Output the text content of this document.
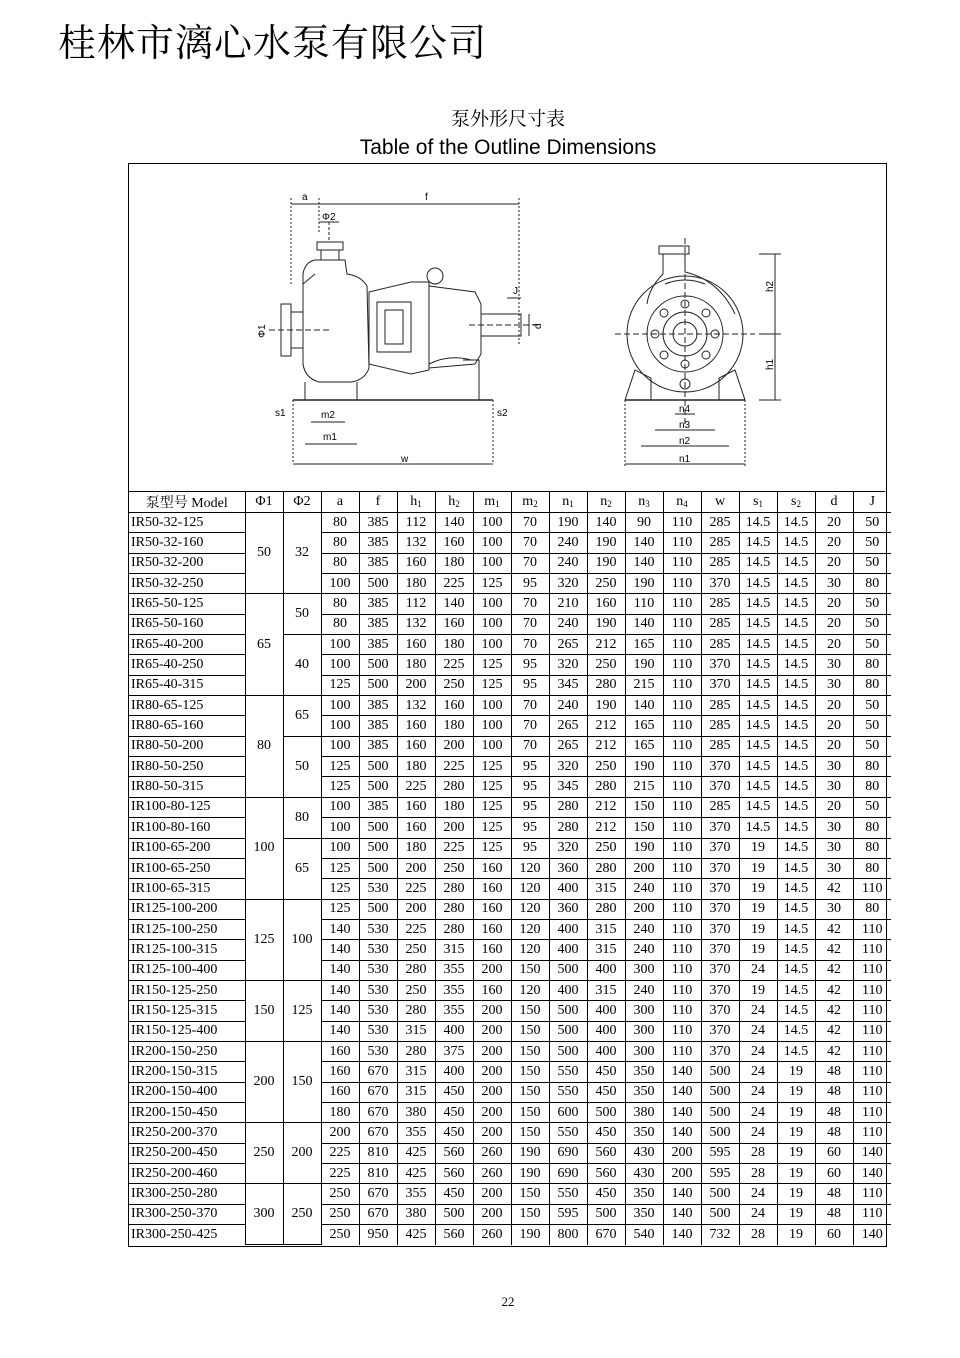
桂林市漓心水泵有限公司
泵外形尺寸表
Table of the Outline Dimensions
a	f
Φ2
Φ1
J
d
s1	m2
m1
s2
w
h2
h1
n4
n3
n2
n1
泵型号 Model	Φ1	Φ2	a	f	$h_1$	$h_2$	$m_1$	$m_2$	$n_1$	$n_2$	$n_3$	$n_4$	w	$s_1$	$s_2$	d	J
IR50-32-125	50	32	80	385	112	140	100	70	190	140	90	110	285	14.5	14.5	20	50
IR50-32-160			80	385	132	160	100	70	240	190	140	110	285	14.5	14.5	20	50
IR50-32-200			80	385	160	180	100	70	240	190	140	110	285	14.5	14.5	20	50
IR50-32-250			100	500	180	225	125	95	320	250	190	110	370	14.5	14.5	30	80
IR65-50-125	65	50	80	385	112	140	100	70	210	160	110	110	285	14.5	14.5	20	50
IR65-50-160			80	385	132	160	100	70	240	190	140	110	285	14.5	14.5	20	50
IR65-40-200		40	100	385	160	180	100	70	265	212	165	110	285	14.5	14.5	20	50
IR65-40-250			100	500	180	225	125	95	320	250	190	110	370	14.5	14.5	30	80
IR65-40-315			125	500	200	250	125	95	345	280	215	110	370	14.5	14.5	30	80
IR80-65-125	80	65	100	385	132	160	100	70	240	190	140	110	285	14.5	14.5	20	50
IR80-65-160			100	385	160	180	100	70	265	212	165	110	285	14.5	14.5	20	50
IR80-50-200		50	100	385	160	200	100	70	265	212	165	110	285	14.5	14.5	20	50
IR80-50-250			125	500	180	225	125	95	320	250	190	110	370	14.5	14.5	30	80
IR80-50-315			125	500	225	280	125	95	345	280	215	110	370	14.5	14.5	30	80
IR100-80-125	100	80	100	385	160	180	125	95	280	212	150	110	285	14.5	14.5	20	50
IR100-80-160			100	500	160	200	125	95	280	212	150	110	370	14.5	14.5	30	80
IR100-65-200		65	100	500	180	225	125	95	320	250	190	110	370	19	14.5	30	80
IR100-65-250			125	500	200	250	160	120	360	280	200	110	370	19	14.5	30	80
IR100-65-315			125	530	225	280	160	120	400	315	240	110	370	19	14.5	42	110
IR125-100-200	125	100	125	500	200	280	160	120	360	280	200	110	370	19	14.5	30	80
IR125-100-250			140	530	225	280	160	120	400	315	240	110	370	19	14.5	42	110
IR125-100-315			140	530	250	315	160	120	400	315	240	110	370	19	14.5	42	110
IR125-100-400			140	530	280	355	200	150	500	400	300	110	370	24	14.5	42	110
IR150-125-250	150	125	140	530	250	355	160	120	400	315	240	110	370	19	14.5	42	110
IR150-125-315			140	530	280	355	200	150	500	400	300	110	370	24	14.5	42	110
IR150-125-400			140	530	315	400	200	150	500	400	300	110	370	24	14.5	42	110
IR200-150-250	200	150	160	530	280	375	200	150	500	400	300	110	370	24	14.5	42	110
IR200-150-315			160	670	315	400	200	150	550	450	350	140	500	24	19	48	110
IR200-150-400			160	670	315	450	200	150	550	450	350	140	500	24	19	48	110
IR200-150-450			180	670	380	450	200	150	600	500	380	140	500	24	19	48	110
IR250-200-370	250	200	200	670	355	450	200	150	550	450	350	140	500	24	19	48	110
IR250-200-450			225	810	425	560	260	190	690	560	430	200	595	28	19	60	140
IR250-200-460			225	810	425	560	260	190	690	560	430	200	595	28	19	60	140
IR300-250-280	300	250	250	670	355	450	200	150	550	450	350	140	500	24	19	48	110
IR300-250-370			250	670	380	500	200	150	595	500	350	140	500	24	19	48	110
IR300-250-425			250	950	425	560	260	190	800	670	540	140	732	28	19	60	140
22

⁂

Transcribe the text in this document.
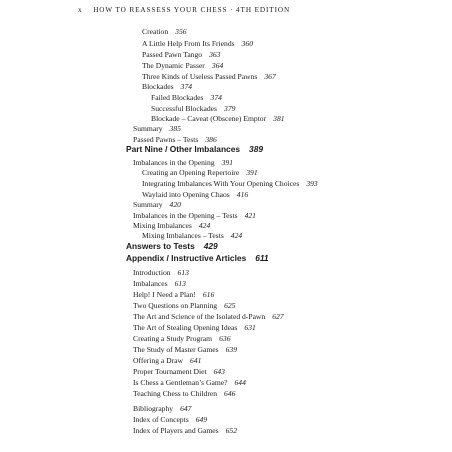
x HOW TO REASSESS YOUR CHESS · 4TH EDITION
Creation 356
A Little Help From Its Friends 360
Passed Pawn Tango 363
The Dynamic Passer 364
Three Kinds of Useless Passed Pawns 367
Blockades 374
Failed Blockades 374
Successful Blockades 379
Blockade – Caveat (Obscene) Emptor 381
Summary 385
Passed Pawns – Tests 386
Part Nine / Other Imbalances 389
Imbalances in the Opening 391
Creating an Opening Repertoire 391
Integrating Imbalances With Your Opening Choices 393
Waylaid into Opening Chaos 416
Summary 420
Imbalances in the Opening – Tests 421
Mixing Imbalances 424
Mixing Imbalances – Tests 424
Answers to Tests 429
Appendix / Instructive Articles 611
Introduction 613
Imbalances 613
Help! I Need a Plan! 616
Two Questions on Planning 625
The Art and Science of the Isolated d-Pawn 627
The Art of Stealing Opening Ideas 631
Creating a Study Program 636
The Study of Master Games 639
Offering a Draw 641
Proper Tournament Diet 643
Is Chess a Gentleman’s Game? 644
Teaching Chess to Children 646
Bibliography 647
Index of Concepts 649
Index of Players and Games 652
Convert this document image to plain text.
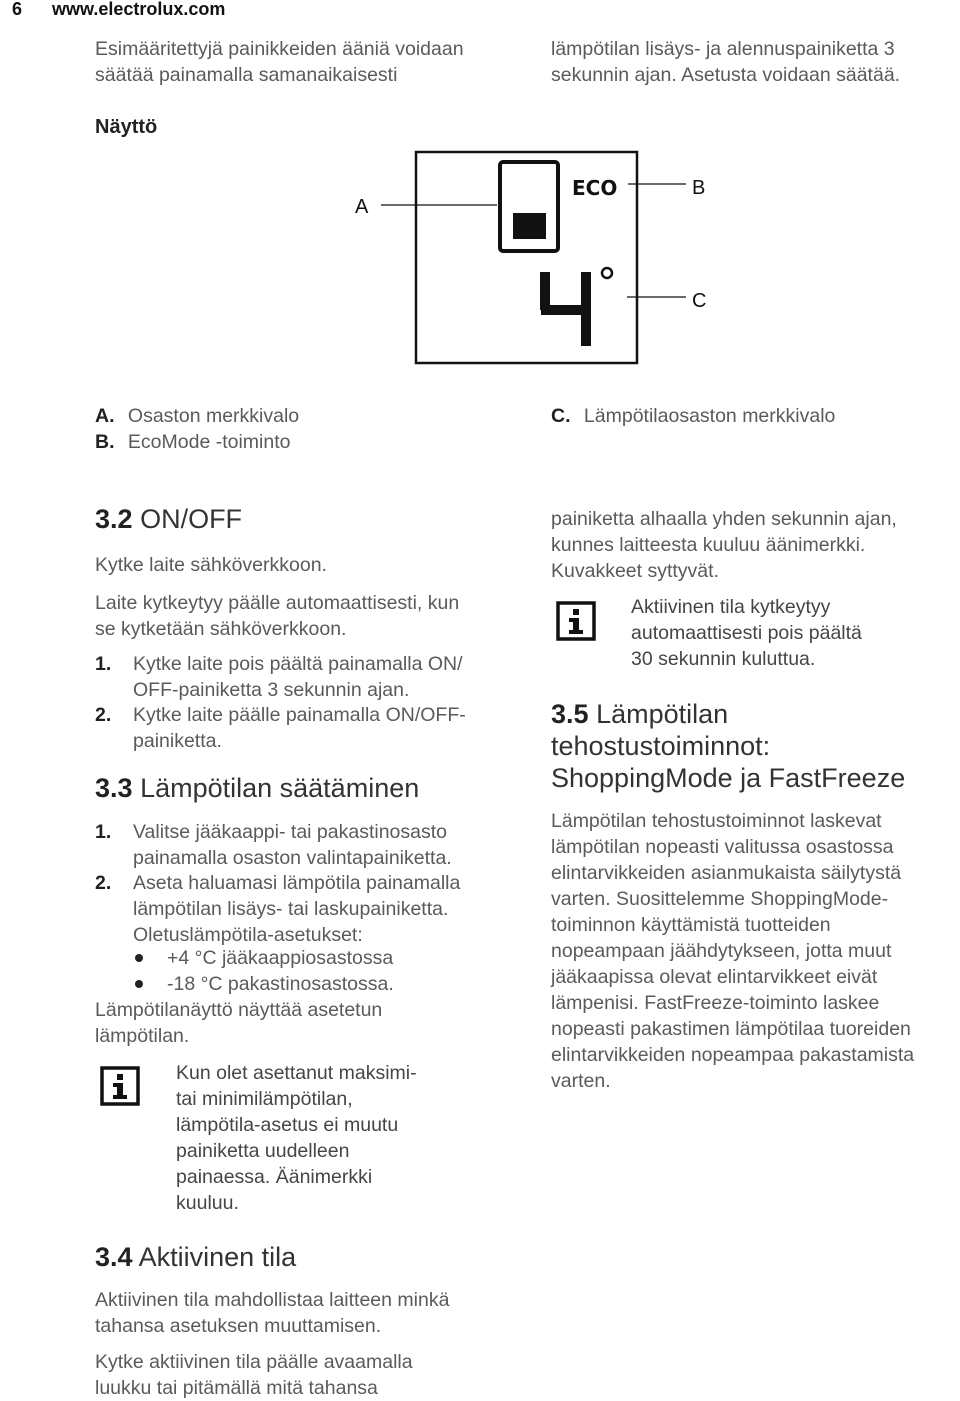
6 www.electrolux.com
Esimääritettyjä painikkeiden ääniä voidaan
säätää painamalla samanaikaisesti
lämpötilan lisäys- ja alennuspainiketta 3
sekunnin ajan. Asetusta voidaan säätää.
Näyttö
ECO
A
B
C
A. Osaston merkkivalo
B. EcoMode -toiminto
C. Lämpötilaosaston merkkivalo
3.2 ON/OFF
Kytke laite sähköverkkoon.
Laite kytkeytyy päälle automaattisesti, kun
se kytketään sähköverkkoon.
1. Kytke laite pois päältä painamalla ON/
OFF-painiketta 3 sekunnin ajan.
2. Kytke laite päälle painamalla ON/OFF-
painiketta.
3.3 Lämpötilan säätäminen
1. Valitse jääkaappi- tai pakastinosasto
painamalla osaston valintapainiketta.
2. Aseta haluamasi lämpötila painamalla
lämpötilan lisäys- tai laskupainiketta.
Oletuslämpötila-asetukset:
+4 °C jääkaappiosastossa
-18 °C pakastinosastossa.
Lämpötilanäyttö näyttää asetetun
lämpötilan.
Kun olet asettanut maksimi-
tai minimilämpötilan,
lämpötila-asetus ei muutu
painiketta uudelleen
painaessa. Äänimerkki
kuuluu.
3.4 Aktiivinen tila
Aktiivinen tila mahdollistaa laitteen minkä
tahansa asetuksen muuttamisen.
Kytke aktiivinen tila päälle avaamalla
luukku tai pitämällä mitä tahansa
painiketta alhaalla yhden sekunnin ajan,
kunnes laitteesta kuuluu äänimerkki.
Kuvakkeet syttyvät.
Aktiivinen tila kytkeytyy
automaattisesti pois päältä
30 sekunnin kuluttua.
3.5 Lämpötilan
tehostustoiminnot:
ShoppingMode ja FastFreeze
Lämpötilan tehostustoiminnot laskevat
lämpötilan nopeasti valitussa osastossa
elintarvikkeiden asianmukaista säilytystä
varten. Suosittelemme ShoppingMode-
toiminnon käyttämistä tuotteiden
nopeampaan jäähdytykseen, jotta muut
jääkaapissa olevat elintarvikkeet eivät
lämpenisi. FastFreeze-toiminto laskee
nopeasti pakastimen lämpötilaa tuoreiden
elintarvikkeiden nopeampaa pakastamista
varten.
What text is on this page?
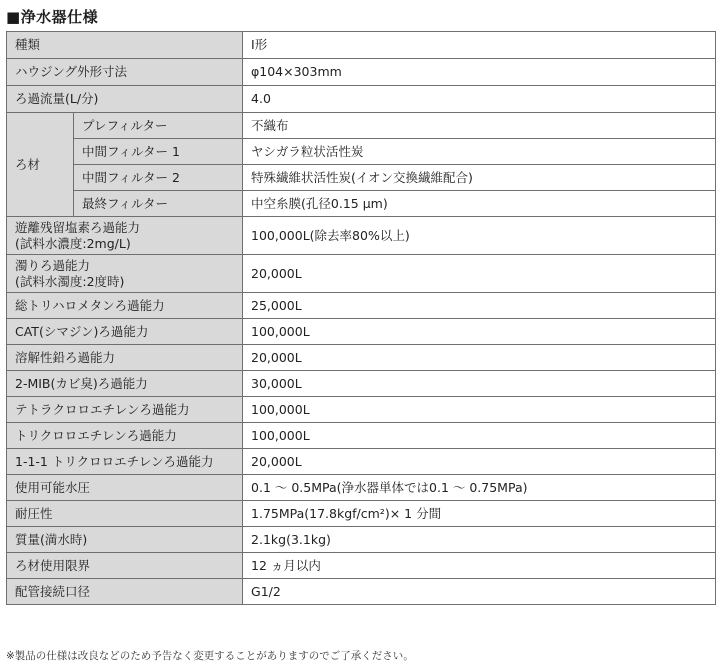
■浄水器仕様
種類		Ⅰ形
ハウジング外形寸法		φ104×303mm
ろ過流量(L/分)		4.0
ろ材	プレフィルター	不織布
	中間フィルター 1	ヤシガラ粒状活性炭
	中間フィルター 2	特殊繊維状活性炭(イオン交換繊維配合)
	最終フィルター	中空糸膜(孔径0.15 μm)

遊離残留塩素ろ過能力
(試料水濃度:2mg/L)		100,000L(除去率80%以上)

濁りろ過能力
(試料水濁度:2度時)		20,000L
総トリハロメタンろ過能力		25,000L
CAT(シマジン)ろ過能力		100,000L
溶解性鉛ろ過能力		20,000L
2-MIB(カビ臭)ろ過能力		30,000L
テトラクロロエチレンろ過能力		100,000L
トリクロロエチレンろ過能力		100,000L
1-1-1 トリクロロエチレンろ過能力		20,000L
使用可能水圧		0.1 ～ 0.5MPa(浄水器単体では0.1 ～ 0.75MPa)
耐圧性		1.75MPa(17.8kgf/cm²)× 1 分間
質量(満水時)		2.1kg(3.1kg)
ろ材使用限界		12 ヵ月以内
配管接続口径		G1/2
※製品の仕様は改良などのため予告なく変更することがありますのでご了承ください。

⁂

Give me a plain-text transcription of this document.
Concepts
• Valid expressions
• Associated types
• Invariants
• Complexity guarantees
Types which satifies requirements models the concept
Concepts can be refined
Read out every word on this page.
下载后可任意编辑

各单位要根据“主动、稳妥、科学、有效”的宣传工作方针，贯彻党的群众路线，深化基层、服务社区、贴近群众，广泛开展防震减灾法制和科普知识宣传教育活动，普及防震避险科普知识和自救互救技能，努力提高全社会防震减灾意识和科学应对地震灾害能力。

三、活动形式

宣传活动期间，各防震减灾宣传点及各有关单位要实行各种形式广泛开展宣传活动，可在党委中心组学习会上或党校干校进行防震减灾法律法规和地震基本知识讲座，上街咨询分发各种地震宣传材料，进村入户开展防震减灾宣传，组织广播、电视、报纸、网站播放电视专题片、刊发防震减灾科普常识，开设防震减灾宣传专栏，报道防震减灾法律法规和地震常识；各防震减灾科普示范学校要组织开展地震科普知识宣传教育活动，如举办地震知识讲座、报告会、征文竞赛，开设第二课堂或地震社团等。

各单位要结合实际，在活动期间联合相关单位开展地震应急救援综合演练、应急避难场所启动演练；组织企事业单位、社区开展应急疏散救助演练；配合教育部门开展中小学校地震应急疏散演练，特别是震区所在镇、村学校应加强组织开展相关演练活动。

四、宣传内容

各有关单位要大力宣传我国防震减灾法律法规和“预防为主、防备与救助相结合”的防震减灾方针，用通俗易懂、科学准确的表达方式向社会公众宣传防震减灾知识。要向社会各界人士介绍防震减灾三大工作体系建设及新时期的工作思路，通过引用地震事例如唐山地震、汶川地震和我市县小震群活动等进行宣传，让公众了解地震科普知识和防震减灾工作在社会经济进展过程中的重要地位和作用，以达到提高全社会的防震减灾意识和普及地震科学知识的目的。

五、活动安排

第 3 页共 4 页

⁂

GIVEN INSTRUCTION:
Pick out all lines containing the string "中間フィルター".

WRITTEN SOLUTION:
	中間フィルター 1	ヤシガラ粒状活性炭
	中間フィルター 2	特殊繊維状活性炭(イオン交換繊維配合)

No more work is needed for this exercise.